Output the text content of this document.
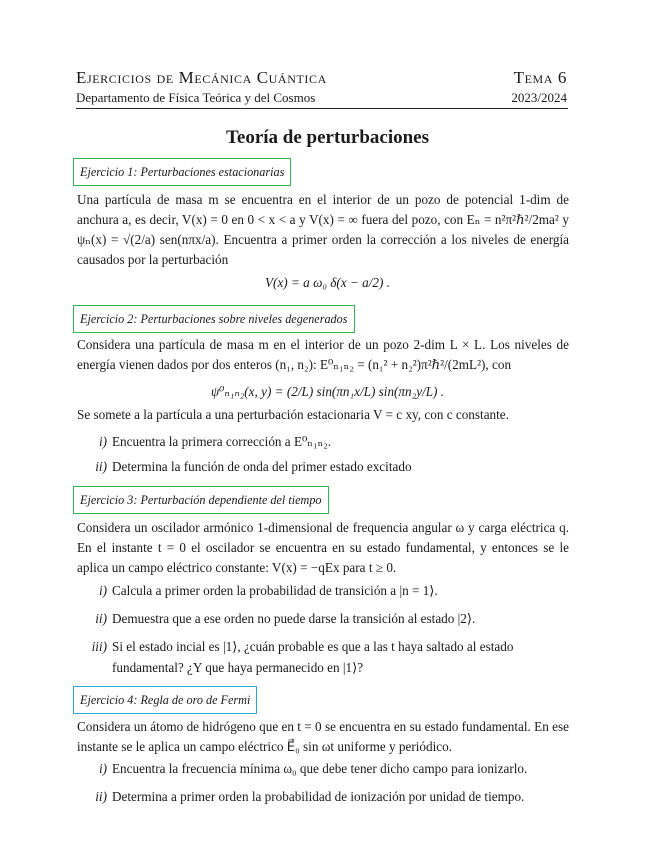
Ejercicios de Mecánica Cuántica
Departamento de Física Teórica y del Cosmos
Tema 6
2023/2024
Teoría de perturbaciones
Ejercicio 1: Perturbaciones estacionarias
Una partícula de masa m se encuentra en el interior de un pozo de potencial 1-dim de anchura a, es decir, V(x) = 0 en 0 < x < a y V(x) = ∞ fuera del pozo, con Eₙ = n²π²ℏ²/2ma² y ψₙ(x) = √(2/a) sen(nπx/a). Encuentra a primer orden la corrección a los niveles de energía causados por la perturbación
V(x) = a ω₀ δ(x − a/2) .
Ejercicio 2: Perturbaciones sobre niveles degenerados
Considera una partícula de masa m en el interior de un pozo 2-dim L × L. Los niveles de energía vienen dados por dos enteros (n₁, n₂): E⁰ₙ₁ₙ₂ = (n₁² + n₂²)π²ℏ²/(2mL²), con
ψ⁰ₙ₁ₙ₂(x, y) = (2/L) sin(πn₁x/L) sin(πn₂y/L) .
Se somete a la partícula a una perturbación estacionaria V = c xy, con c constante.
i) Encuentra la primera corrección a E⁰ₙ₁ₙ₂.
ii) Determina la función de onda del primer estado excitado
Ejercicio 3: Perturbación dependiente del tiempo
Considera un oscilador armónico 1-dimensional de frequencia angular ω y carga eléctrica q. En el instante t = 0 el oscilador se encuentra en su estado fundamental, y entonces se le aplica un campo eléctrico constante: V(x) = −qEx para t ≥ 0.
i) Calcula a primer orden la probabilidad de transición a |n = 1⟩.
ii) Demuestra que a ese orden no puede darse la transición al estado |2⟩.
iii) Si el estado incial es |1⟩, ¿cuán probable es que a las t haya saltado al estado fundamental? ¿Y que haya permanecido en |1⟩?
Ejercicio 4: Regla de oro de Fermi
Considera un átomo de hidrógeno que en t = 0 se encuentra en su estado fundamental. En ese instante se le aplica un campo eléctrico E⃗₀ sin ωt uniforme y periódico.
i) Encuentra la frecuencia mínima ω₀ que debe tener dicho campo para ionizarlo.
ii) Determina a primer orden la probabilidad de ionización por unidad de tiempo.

----

> [The request] Report how many lines in these entries contain "probabilidad". Answer with the number only.

> [Final result] 2